From the entries below, copy out every line with "Antoni" in it.
###
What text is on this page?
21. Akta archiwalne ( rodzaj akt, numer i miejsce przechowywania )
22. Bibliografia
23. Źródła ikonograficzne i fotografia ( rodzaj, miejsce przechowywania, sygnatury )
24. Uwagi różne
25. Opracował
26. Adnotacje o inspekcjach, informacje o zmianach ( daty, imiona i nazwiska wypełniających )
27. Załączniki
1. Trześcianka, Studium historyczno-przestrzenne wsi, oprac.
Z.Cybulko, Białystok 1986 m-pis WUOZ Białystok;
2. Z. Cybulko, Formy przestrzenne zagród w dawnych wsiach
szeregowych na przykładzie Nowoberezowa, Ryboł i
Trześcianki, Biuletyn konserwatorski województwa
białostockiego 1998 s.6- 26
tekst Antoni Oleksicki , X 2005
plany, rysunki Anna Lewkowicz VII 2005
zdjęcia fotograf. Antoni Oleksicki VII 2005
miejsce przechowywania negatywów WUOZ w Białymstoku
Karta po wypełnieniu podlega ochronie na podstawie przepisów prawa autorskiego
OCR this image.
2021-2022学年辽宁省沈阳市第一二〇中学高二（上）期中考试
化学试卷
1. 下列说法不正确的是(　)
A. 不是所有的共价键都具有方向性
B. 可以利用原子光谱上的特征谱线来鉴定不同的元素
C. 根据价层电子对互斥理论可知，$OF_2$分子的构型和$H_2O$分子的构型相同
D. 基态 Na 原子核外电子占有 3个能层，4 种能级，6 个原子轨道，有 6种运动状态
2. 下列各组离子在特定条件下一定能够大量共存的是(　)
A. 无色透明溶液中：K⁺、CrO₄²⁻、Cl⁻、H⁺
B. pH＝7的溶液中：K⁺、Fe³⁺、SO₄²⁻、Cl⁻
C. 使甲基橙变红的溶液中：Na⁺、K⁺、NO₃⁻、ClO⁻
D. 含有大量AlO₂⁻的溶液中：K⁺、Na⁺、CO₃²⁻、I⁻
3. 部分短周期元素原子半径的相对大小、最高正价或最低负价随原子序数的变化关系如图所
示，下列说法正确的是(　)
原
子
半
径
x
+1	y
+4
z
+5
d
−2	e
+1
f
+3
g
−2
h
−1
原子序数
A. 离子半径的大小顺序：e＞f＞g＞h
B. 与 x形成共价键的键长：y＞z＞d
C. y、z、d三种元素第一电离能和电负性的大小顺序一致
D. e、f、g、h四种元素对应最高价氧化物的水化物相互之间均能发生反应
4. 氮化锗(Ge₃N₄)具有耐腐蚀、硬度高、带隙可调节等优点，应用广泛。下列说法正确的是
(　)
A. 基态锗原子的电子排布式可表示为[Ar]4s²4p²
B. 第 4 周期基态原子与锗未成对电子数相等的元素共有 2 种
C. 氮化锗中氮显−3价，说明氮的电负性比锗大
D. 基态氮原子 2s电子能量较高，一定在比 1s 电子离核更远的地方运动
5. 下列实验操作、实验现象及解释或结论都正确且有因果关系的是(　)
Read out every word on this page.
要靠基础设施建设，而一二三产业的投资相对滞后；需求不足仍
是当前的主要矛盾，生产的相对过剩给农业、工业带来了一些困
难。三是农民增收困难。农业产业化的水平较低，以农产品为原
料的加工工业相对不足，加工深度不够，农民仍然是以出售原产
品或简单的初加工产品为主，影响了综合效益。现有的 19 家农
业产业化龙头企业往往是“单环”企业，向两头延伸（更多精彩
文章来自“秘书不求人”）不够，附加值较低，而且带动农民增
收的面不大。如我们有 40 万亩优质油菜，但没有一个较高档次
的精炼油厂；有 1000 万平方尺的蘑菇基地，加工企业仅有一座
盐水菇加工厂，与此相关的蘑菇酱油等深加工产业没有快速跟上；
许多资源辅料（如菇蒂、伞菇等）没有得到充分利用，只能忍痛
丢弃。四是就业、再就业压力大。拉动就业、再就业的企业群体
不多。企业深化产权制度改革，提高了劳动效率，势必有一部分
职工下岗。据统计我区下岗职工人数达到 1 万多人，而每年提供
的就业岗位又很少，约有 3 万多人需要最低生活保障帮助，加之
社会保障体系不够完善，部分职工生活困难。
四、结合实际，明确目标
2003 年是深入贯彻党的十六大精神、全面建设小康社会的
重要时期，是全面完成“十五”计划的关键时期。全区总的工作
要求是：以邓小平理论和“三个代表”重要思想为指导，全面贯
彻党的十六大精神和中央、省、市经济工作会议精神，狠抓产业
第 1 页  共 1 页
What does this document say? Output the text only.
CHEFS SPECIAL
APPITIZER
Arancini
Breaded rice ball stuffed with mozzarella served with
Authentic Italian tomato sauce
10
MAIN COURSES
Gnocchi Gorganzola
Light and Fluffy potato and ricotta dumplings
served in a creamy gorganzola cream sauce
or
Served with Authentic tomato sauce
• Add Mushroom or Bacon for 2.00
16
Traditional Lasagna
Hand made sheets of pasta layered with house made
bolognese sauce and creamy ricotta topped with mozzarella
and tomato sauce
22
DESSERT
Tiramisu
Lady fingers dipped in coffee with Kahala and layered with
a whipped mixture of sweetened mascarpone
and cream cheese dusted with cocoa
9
###
(Solution for this task)
tekst Antoni Oleksicki , X 2005
zdjęcia fotograf. Antoni Oleksicki VII 2005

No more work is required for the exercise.